■ REQUIREMENTS: In this exercise, return the whole listing exactly, excluding any images.

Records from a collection
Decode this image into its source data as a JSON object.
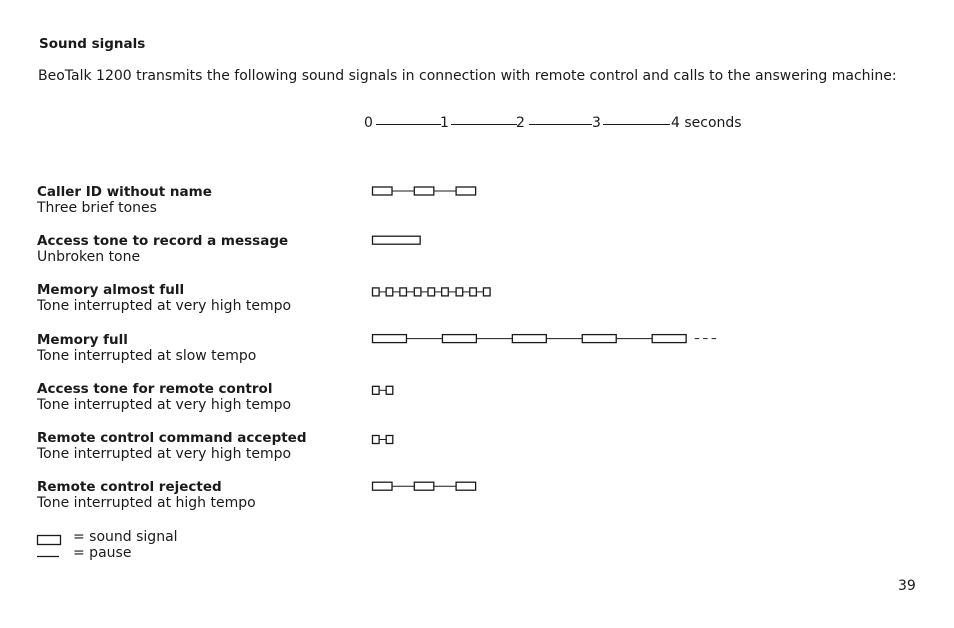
{
  "heading": "Sound signals",
  "intro": "BeoTalk 1200 transmits the following sound signals in connection with remote control and calls to the answering machine:",
  "timescale": {
    "ticks": [
      "0",
      "1",
      "2",
      "3"
    ],
    "last_tick": "4 seconds",
    "max_seconds": 4
  },
  "signals": [
    {
      "title": "Caller ID without name",
      "desc": "Three brief tones",
      "pattern": [
        [
          0.0,
          0.27
        ],
        [
          0.55,
          0.82
        ],
        [
          1.1,
          1.37
        ]
      ],
      "continues": false
    },
    {
      "title": "Access tone to record a message",
      "desc": "Unbroken tone",
      "pattern": [
        [
          0.0,
          0.64
        ]
      ],
      "continues": false
    },
    {
      "title": "Memory almost full",
      "desc": "Tone interrupted at very high tempo",
      "pattern": [
        [
          0.0,
          0.1
        ],
        [
          0.18,
          0.28
        ],
        [
          0.36,
          0.46
        ],
        [
          0.55,
          0.65
        ],
        [
          0.73,
          0.83
        ],
        [
          0.91,
          1.01
        ],
        [
          1.1,
          1.2
        ],
        [
          1.28,
          1.38
        ],
        [
          1.46,
          1.56
        ]
      ],
      "continues": false
    },
    {
      "title": "Memory full",
      "desc": "Tone interrupted at slow tempo",
      "pattern": [
        [
          0.0,
          0.46
        ],
        [
          0.92,
          1.38
        ],
        [
          1.84,
          2.3
        ],
        [
          2.76,
          3.22
        ],
        [
          3.68,
          4.14
        ]
      ],
      "continues": true
    },
    {
      "title": "Access tone for remote control",
      "desc": "Tone interrupted at very high tempo",
      "pattern": [
        [
          0.0,
          0.1
        ],
        [
          0.18,
          0.28
        ]
      ],
      "continues": false
    },
    {
      "title": "Remote control command accepted",
      "desc": "Tone interrupted at very high tempo",
      "pattern": [
        [
          0.0,
          0.1
        ],
        [
          0.18,
          0.28
        ]
      ],
      "continues": false
    },
    {
      "title": "Remote control rejected",
      "desc": "Tone interrupted at high tempo",
      "pattern": [
        [
          0.0,
          0.27
        ],
        [
          0.55,
          0.82
        ],
        [
          1.1,
          1.37
        ]
      ],
      "continues": false
    }
  ],
  "legend": {
    "signal_label": "= sound signal",
    "pause_label": "= pause"
  },
  "page_number": "39"
}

■ RESULT OF THIS TASK:
Decode this image into its source data as a JSON object.
{
  "heading": "Sound signals",
  "intro": "BeoTalk 1200 transmits the following sound signals in connection with remote control and calls to the answering machine:",
  "timescale": {
    "ticks": [
      "0",
      "1",
      "2",
      "3"
    ],
    "last_tick": "4 seconds",
    "max_seconds": 4
  },
  "signals": [
    {
      "title": "Caller ID without name",
      "desc": "Three brief tones",
      "pattern": [
        [
          0.0,
          0.27
        ],
        [
          0.55,
          0.82
        ],
        [
          1.1,
          1.37
        ]
      ],
      "continues": false
    },
    {
      "title": "Access tone to record a message",
      "desc": "Unbroken tone",
      "pattern": [
        [
          0.0,
          0.64
        ]
      ],
      "continues": false
    },
    {
      "title": "Memory almost full",
      "desc": "Tone interrupted at very high tempo",
      "pattern": [
        [
          0.0,
          0.1
        ],
        [
          0.18,
          0.28
        ],
        [
          0.36,
          0.46
        ],
        [
          0.55,
          0.65
        ],
        [
          0.73,
          0.83
        ],
        [
          0.91,
          1.01
        ],
        [
          1.1,
          1.2
        ],
        [
          1.28,
          1.38
        ],
        [
          1.46,
          1.56
        ]
      ],
      "continues": false
    },
    {
      "title": "Memory full",
      "desc": "Tone interrupted at slow tempo",
      "pattern": [
        [
          0.0,
          0.46
        ],
        [
          0.92,
          1.38
        ],
        [
          1.84,
          2.3
        ],
        [
          2.76,
          3.22
        ],
        [
          3.68,
          4.14
        ]
      ],
      "continues": true
    },
    {
      "title": "Access tone for remote control",
      "desc": "Tone interrupted at very high tempo",
      "pattern": [
        [
          0.0,
          0.1
        ],
        [
          0.18,
          0.28
        ]
      ],
      "continues": false
    },
    {
      "title": "Remote control command accepted",
      "desc": "Tone interrupted at very high tempo",
      "pattern": [
        [
          0.0,
          0.1
        ],
        [
          0.18,
          0.28
        ]
      ],
      "continues": false
    },
    {
      "title": "Remote control rejected",
      "desc": "Tone interrupted at high tempo",
      "pattern": [
        [
          0.0,
          0.27
        ],
        [
          0.55,
          0.82
        ],
        [
          1.1,
          1.37
        ]
      ],
      "continues": false
    }
  ],
  "legend": {
    "signal_label": "= sound signal",
    "pause_label": "= pause"
  },
  "page_number": "39"
}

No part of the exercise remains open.